▸ To be done: Take every line from the listing below that contains "platform".

▸ Records that describe figures:
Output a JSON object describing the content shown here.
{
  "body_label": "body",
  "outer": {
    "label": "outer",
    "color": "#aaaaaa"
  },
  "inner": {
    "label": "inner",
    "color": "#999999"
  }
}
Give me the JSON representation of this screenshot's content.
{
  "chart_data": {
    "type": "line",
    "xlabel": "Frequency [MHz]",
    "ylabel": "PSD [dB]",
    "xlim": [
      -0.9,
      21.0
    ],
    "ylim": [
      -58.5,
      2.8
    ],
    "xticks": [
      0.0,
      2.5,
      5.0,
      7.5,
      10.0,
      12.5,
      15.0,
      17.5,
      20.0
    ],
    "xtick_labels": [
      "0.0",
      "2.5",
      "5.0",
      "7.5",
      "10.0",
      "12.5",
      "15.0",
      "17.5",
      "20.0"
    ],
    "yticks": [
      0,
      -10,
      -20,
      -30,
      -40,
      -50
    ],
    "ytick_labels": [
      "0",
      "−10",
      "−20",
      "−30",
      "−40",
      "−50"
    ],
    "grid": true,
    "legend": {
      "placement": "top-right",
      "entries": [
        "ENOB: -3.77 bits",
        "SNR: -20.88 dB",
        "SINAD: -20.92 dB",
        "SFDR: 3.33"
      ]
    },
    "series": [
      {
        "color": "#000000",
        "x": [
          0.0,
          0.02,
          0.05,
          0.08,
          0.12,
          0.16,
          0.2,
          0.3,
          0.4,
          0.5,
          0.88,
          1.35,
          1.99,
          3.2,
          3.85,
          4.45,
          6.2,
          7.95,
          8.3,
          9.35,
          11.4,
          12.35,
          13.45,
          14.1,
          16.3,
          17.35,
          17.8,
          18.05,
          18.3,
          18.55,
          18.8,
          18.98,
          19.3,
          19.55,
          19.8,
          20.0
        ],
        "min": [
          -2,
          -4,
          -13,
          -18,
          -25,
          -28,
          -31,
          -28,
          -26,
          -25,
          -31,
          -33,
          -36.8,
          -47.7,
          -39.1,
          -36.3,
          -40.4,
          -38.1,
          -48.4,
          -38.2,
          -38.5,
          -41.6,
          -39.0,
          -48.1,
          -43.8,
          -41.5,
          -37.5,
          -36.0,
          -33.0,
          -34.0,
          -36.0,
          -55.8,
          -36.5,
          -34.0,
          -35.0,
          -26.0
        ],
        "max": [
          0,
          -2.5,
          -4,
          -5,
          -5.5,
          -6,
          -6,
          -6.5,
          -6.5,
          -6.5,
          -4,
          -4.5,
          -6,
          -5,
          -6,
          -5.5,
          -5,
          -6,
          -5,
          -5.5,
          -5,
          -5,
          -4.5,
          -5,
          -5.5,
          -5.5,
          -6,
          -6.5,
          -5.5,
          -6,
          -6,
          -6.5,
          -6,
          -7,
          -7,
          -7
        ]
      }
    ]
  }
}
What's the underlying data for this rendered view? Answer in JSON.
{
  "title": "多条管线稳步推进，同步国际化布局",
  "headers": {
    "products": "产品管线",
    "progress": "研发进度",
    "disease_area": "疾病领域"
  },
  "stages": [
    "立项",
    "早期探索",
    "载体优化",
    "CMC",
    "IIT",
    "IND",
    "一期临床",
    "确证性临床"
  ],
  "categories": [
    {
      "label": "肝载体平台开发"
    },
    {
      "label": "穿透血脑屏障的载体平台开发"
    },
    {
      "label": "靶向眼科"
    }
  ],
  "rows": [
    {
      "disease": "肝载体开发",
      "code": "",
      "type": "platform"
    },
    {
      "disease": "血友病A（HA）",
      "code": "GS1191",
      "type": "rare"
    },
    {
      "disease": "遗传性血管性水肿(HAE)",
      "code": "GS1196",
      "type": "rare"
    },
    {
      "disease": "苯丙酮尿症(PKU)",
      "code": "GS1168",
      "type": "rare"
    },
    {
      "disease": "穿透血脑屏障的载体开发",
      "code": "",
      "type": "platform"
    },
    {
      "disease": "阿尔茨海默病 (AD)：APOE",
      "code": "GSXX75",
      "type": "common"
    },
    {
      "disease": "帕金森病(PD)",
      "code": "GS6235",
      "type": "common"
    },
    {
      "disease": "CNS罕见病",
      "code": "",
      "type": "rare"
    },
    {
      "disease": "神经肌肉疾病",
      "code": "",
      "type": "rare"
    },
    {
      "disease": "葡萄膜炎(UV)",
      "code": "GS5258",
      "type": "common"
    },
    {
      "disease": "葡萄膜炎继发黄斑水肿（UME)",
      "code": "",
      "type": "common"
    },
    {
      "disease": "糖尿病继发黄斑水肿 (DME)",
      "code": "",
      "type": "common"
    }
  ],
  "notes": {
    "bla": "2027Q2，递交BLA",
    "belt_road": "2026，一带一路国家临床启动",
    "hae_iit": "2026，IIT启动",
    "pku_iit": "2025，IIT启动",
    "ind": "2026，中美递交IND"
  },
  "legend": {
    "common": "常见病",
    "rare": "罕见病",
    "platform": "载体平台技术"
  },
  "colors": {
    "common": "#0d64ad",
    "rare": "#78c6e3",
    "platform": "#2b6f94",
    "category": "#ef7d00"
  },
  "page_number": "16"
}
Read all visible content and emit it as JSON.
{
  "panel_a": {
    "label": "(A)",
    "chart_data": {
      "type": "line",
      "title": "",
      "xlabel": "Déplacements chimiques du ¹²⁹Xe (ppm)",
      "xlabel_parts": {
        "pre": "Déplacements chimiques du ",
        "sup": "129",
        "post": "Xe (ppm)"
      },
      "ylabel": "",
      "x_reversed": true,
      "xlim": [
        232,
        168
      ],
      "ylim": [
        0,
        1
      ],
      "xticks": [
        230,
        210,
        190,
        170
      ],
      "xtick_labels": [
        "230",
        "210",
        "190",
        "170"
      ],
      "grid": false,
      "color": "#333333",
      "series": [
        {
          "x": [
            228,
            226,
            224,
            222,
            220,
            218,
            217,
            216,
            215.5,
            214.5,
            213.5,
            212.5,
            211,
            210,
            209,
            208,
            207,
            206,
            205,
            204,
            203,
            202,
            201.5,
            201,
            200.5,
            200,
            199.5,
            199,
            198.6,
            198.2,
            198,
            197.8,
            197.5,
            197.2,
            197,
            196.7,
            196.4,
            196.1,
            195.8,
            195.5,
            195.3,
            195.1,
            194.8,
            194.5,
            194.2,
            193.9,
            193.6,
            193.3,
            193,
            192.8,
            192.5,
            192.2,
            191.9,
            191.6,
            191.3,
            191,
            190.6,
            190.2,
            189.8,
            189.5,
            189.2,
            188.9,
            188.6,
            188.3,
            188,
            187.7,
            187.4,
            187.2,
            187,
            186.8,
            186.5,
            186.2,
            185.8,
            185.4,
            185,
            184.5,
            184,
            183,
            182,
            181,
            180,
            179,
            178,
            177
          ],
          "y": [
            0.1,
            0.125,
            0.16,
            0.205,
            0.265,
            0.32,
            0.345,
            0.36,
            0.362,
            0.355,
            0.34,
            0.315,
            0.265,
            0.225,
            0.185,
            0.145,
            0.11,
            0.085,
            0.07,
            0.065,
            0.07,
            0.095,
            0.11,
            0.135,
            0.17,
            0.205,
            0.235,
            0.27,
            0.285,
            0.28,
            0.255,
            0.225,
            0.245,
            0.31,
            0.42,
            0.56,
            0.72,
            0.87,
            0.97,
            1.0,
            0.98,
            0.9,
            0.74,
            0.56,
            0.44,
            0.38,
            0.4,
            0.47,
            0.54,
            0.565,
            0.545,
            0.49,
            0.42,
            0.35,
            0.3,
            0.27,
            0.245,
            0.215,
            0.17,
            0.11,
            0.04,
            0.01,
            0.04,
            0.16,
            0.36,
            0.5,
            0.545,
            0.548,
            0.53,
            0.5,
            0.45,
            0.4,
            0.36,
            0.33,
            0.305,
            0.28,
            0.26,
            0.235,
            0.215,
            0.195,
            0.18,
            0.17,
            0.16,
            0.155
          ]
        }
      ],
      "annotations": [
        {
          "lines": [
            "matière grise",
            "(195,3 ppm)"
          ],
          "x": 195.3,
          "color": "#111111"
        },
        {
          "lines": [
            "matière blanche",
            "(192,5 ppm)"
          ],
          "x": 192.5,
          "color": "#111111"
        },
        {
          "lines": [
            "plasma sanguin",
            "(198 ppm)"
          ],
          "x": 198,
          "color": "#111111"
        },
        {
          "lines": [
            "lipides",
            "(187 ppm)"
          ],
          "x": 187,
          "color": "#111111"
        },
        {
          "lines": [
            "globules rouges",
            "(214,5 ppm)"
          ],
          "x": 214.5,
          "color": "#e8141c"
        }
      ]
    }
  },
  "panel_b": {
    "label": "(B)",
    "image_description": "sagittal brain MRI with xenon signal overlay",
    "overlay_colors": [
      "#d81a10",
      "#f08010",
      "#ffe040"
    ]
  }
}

▸ Completed task:
      "type": "platform"
      "type": "platform"
    "platform": "载体平台技术"
    "platform": "#2b6f94",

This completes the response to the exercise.